• Instruction: Write out each line of the listing as it stands, without the images.

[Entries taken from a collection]

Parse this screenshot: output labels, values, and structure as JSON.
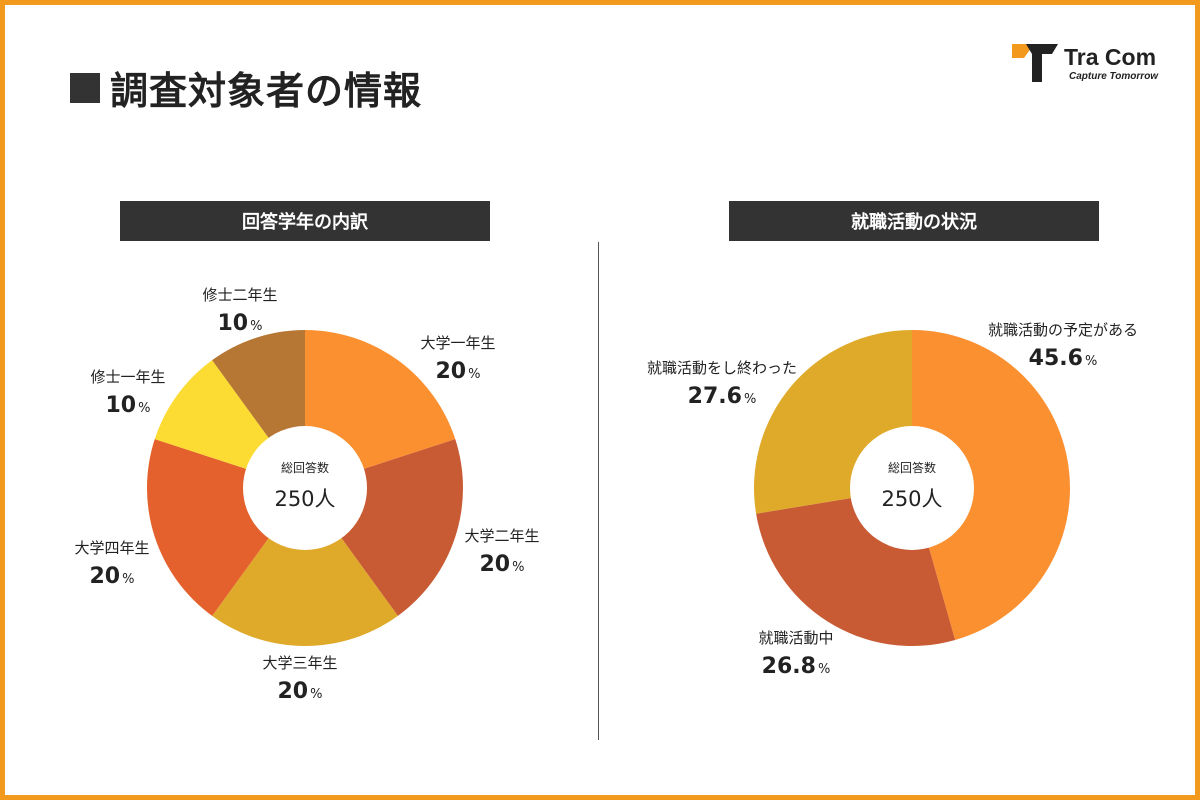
{
  "page": {
    "title": "調査対象者の情報"
  },
  "logo": {
    "name": "Tra Com",
    "tagline": "Capture Tomorrow"
  },
  "colors": {
    "accent_border": "#f39a1e",
    "header_bg": "#333333"
  },
  "chart_data": [
    {
      "type": "donut",
      "title": "回答学年の内訳",
      "center_caption": "総回答数",
      "center_total": "250人",
      "unit": "%",
      "slices": [
        {
          "label": "大学一年生",
          "value": 20,
          "display": "20",
          "color": "#fb9031"
        },
        {
          "label": "大学二年生",
          "value": 20,
          "display": "20",
          "color": "#c95b34"
        },
        {
          "label": "大学三年生",
          "value": 20,
          "display": "20",
          "color": "#dfaa2a"
        },
        {
          "label": "大学四年生",
          "value": 20,
          "display": "20",
          "color": "#e4602d"
        },
        {
          "label": "修士一年生",
          "value": 10,
          "display": "10",
          "color": "#fcdb33"
        },
        {
          "label": "修士二年生",
          "value": 10,
          "display": "10",
          "color": "#b67634"
        }
      ]
    },
    {
      "type": "donut",
      "title": "就職活動の状況",
      "center_caption": "総回答数",
      "center_total": "250人",
      "unit": "%",
      "slices": [
        {
          "label": "就職活動の予定がある",
          "value": 45.6,
          "display": "45.6",
          "color": "#fb9031"
        },
        {
          "label": "就職活動中",
          "value": 26.8,
          "display": "26.8",
          "color": "#c95b34"
        },
        {
          "label": "就職活動をし終わった",
          "value": 27.6,
          "display": "27.6",
          "color": "#dfaa2a"
        }
      ]
    }
  ]
}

• Correct result:
Parse this screenshot: output labels, values, and structure as JSON.
{
  "page": {
    "title": "調査対象者の情報"
  },
  "logo": {
    "name": "Tra Com",
    "tagline": "Capture Tomorrow"
  },
  "colors": {
    "accent_border": "#f39a1e",
    "header_bg": "#333333"
  },
  "chart_data": [
    {
      "type": "donut",
      "title": "回答学年の内訳",
      "center_caption": "総回答数",
      "center_total": "250人",
      "unit": "%",
      "slices": [
        {
          "label": "大学一年生",
          "value": 20,
          "display": "20",
          "color": "#fb9031"
        },
        {
          "label": "大学二年生",
          "value": 20,
          "display": "20",
          "color": "#c95b34"
        },
        {
          "label": "大学三年生",
          "value": 20,
          "display": "20",
          "color": "#dfaa2a"
        },
        {
          "label": "大学四年生",
          "value": 20,
          "display": "20",
          "color": "#e4602d"
        },
        {
          "label": "修士一年生",
          "value": 10,
          "display": "10",
          "color": "#fcdb33"
        },
        {
          "label": "修士二年生",
          "value": 10,
          "display": "10",
          "color": "#b67634"
        }
      ]
    },
    {
      "type": "donut",
      "title": "就職活動の状況",
      "center_caption": "総回答数",
      "center_total": "250人",
      "unit": "%",
      "slices": [
        {
          "label": "就職活動の予定がある",
          "value": 45.6,
          "display": "45.6",
          "color": "#fb9031"
        },
        {
          "label": "就職活動中",
          "value": 26.8,
          "display": "26.8",
          "color": "#c95b34"
        },
        {
          "label": "就職活動をし終わった",
          "value": 27.6,
          "display": "27.6",
          "color": "#dfaa2a"
        }
      ]
    }
  ]
}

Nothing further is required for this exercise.